BEGIN Records shown
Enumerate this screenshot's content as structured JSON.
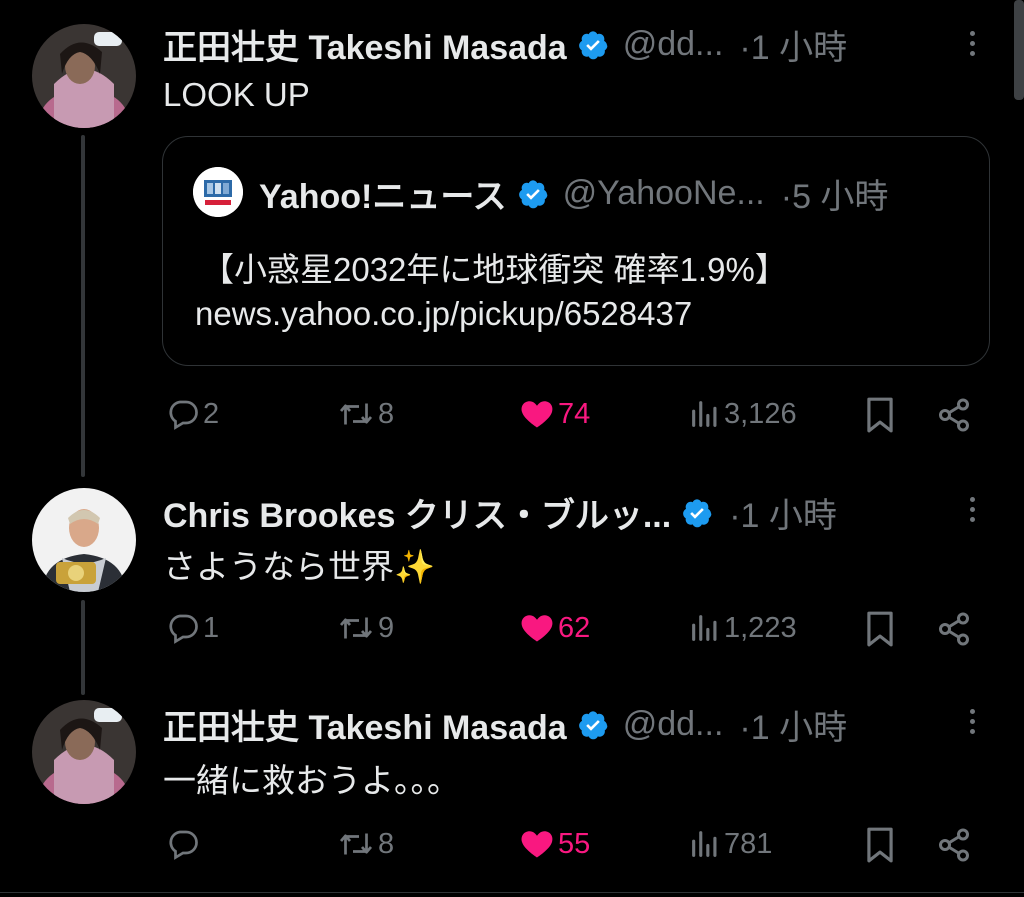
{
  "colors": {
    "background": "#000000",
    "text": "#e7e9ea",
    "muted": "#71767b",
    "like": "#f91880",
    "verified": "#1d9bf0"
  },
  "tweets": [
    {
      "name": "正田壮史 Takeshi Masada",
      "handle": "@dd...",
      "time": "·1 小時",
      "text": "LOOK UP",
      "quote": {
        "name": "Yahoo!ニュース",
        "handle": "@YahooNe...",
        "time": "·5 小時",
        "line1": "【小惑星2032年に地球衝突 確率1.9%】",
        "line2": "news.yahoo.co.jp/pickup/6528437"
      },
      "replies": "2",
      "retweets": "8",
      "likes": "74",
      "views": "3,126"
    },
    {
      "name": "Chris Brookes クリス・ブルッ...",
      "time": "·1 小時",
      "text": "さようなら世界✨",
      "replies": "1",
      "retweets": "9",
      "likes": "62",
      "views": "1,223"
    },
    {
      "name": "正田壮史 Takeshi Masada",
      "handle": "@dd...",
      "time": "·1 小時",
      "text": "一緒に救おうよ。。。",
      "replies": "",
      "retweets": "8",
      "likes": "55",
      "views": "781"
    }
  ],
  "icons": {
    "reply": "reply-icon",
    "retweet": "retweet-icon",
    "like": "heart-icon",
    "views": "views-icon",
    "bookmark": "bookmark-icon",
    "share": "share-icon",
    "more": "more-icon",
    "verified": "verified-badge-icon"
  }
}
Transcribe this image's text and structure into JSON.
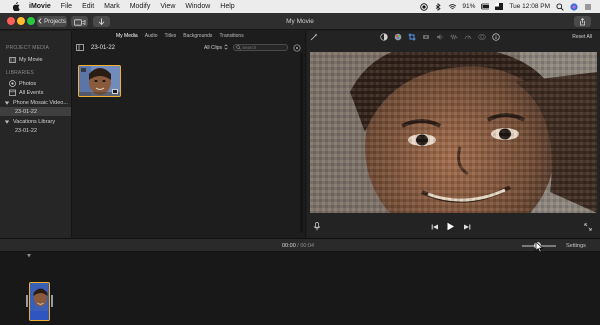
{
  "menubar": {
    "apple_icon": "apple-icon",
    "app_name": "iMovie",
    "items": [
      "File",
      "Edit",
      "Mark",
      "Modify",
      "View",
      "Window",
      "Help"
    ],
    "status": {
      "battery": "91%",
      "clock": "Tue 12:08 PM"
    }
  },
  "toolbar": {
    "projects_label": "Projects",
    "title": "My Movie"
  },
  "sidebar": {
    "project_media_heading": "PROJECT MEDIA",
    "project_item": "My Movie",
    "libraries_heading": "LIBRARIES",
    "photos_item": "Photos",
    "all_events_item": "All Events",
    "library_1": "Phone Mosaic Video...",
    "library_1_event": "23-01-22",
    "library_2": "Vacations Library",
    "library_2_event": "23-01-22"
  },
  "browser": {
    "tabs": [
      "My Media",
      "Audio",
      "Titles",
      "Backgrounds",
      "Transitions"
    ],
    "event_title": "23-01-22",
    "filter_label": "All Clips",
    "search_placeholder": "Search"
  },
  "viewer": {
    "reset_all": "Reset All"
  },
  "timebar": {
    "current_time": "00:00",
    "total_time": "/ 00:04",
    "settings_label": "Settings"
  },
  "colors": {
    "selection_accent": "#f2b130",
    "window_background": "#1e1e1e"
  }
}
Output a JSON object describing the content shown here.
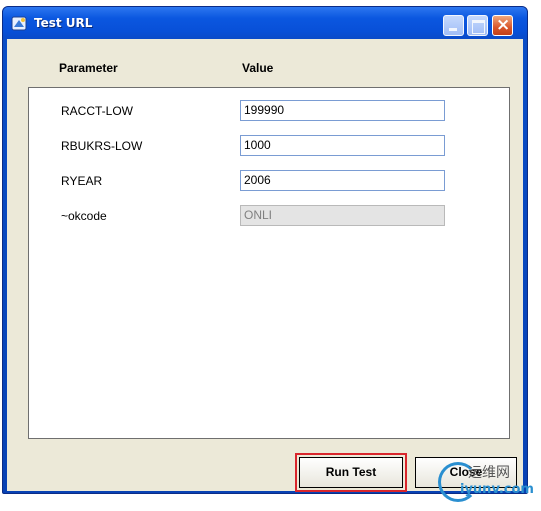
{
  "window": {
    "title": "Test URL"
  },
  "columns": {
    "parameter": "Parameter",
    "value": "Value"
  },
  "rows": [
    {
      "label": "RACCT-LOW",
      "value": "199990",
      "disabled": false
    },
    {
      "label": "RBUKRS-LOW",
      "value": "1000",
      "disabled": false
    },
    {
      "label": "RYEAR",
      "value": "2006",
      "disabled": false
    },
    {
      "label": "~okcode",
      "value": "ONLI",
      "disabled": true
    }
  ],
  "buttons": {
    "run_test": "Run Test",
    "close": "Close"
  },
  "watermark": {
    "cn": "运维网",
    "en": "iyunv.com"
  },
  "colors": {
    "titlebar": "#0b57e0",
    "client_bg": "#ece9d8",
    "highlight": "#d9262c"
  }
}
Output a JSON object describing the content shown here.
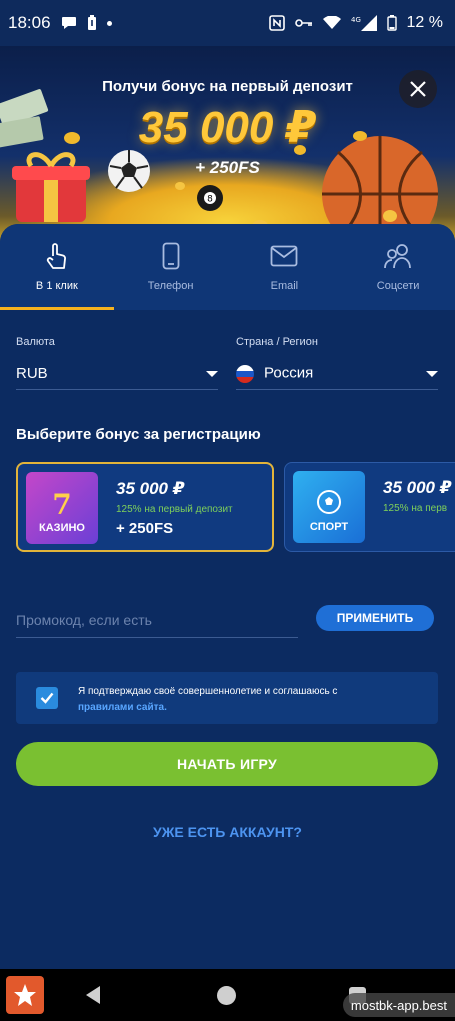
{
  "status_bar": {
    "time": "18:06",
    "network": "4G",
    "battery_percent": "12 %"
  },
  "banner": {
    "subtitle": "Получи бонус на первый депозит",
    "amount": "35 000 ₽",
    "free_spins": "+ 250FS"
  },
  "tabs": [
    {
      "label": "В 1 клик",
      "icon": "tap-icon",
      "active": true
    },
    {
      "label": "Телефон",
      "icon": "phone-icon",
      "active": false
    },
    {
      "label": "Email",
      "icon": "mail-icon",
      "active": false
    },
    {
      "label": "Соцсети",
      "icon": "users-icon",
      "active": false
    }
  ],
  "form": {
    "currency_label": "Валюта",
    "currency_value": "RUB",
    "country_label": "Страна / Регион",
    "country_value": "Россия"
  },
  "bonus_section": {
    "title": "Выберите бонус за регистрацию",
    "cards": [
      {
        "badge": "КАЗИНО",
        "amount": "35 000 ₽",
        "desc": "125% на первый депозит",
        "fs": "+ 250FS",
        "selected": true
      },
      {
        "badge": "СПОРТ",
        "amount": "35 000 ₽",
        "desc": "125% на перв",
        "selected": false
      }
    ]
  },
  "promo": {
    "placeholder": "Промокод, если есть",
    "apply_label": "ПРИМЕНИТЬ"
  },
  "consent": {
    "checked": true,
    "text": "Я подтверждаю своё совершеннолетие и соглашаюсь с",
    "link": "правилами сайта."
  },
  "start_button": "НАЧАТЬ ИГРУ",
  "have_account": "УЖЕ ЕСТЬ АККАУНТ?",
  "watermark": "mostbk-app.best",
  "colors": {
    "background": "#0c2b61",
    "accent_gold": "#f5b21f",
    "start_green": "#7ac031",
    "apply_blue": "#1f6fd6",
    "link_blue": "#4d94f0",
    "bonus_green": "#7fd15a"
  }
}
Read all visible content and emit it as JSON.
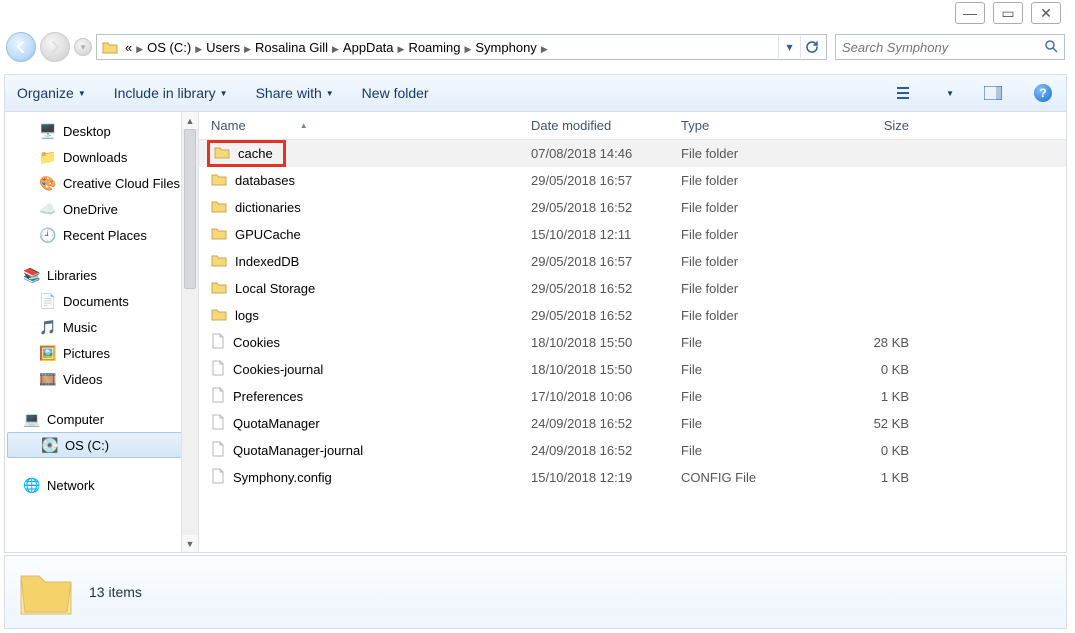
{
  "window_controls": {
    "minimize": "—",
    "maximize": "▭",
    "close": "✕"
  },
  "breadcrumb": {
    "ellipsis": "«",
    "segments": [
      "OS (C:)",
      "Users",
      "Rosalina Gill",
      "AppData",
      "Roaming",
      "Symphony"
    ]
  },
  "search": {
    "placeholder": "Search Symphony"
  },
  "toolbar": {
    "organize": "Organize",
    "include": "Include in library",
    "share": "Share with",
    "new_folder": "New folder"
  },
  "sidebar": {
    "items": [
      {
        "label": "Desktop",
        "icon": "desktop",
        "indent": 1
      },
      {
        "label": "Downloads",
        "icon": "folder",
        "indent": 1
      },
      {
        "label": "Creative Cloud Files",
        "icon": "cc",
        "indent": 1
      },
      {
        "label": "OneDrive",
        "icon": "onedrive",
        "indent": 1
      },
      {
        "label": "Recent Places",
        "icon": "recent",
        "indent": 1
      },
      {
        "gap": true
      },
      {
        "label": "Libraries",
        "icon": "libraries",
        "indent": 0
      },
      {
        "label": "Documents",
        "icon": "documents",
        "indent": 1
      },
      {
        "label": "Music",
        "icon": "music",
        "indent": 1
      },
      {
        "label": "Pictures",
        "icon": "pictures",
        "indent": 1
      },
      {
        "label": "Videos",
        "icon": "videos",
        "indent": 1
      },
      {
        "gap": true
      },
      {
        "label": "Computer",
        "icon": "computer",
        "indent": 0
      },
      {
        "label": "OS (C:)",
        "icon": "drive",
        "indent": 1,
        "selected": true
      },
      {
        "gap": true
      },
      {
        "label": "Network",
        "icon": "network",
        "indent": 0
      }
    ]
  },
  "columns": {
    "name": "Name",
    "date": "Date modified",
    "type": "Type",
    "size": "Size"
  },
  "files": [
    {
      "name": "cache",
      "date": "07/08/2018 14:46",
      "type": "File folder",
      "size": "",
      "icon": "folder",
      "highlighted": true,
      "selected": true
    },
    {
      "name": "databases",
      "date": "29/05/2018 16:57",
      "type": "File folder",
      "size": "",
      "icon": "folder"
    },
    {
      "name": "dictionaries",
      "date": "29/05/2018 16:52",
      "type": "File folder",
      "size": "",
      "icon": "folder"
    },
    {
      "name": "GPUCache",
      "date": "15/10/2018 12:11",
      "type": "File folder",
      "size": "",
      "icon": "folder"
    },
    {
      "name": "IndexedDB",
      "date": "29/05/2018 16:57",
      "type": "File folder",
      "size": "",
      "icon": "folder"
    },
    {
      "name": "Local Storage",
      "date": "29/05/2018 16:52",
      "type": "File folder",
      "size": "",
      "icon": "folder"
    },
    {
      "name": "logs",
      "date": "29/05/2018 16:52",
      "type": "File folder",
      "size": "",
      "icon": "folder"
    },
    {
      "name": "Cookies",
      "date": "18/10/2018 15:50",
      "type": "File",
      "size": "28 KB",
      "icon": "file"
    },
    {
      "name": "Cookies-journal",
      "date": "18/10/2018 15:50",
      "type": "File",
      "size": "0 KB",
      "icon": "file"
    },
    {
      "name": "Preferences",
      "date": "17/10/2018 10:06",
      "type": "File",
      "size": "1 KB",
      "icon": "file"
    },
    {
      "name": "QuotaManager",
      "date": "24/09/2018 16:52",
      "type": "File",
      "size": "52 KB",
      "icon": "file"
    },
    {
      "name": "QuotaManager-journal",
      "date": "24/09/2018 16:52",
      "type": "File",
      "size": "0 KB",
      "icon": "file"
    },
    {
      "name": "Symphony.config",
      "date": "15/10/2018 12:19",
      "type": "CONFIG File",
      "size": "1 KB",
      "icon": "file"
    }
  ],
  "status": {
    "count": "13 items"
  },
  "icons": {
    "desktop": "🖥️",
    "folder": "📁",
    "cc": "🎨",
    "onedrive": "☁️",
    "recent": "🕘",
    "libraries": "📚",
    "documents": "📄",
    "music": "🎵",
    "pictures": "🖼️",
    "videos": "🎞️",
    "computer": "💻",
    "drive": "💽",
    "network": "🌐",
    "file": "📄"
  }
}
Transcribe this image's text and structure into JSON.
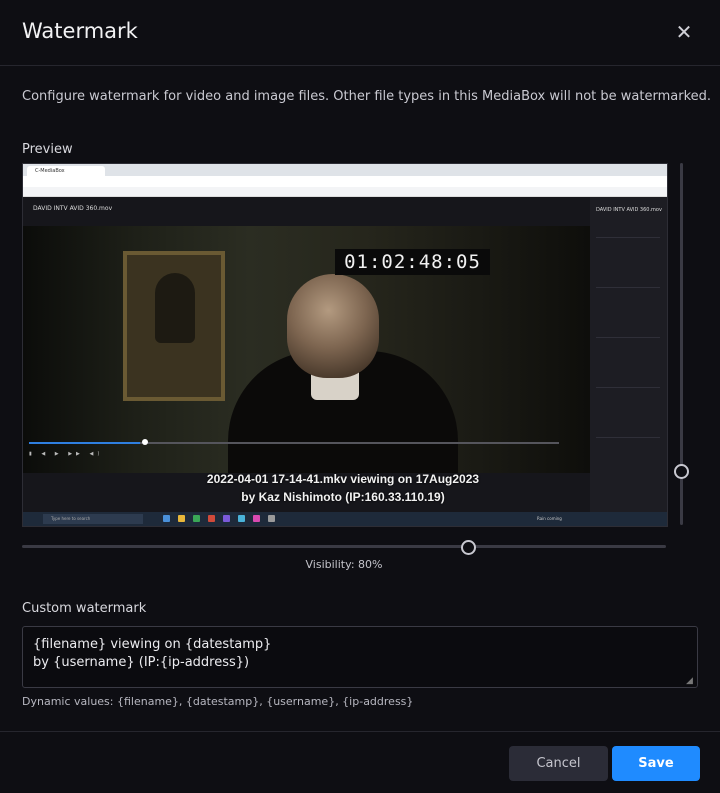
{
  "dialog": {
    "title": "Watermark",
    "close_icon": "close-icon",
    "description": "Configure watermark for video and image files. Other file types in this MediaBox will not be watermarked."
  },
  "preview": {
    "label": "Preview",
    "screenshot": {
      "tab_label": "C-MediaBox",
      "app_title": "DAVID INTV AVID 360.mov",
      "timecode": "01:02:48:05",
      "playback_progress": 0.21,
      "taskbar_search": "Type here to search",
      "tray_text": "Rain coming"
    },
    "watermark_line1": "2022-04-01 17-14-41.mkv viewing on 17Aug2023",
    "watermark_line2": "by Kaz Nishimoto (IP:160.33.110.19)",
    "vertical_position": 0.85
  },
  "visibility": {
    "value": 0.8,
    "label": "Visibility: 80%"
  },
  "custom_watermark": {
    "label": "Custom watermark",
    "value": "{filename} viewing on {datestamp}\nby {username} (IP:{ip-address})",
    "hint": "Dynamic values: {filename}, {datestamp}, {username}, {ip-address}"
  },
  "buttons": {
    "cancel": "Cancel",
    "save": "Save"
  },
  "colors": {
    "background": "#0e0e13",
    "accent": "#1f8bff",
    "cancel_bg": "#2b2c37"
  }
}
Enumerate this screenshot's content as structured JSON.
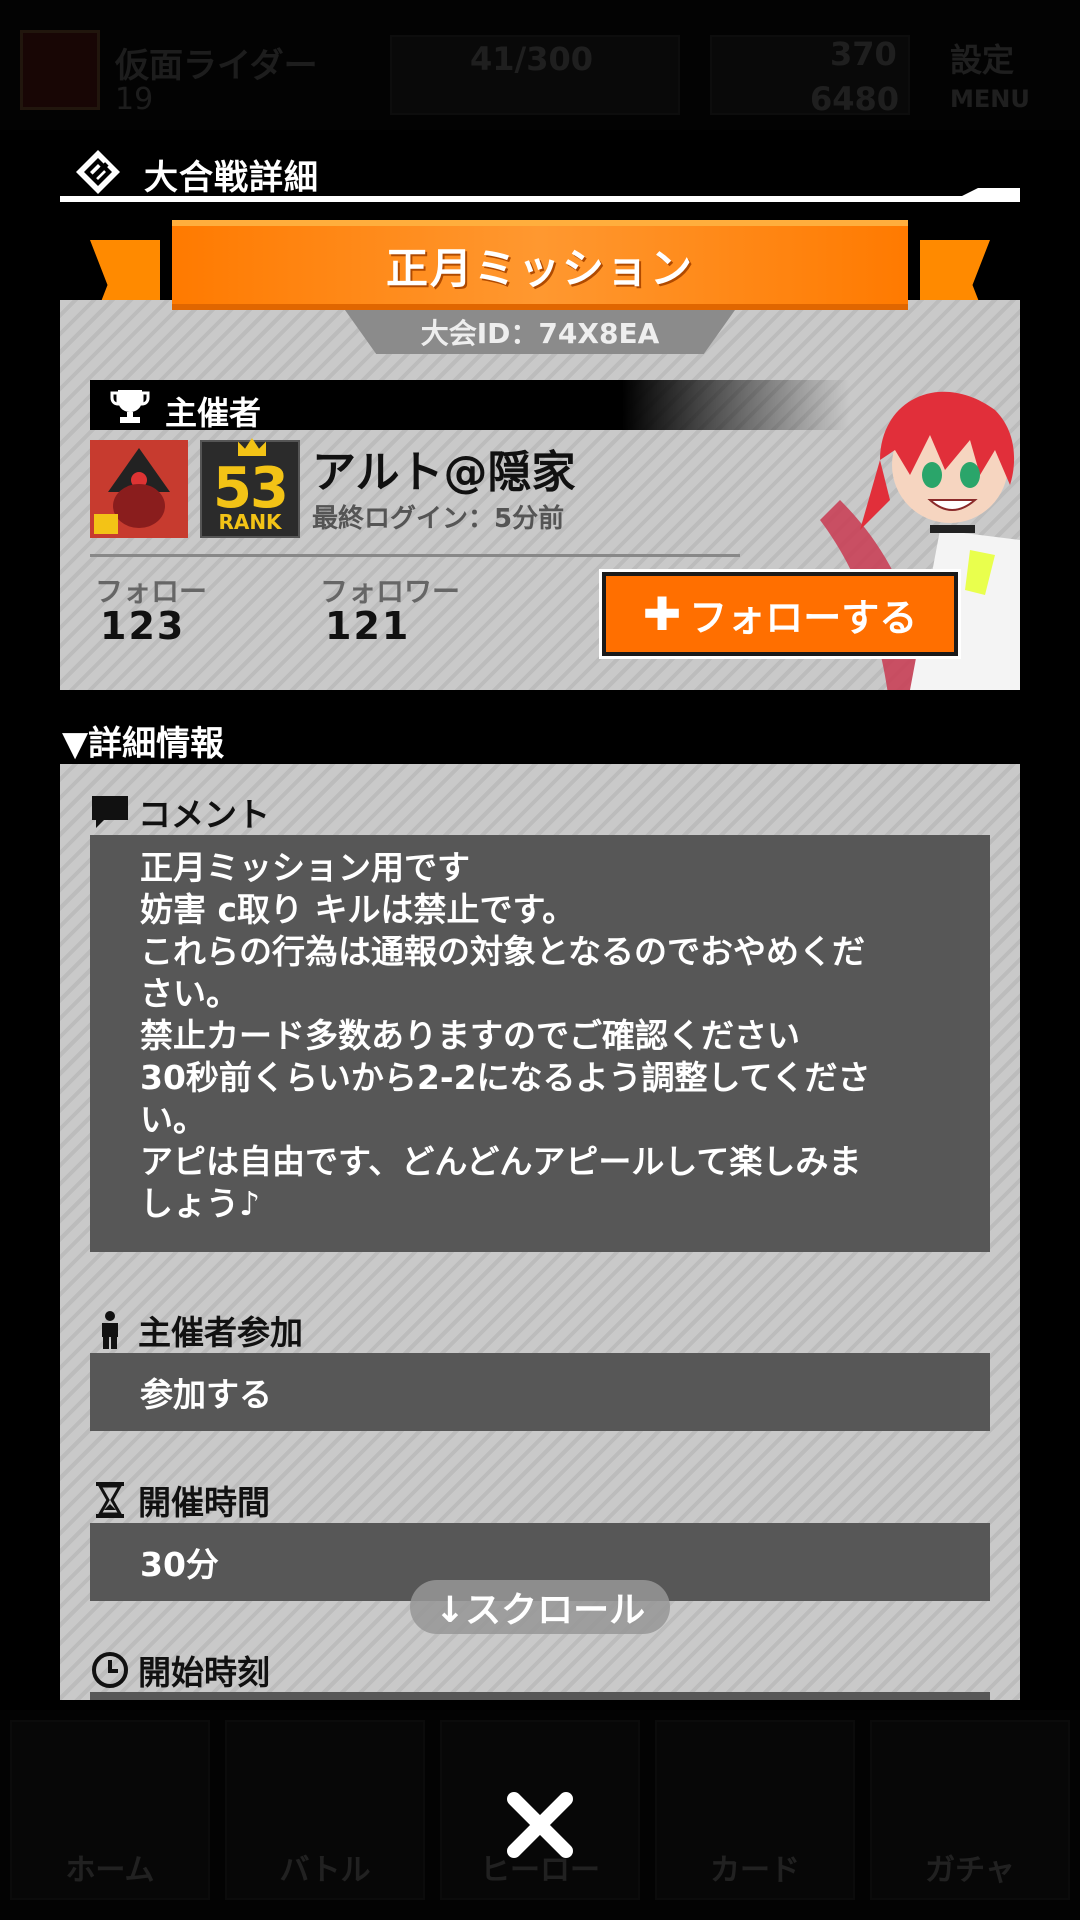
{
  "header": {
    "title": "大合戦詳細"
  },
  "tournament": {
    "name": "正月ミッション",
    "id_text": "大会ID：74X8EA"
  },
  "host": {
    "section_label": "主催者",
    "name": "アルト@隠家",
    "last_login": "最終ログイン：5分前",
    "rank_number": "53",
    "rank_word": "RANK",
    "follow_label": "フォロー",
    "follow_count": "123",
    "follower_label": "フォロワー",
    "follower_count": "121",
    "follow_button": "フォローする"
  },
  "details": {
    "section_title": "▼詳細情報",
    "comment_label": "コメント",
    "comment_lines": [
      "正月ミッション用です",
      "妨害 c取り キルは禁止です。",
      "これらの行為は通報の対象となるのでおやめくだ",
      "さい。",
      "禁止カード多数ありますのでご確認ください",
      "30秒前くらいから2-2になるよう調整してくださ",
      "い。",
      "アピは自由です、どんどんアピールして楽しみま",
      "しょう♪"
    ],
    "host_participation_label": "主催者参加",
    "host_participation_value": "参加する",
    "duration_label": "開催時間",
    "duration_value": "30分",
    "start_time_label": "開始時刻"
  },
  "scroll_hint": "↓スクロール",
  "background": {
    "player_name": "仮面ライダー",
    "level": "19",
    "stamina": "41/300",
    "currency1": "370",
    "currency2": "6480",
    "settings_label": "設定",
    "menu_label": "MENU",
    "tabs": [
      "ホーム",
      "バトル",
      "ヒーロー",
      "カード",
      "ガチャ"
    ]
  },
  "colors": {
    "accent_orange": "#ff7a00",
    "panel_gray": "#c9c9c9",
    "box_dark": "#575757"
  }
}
END Records shown
■ **Given request**:
Copy down every line of the material above that includes the string "datestamp".

■ **Exercise solution**:
    "value": "{filename} viewing on {datestamp}\nby {username} (IP:{ip-address})",
    "hint": "Dynamic values: {filename}, {datestamp}, {username}, {ip-address}"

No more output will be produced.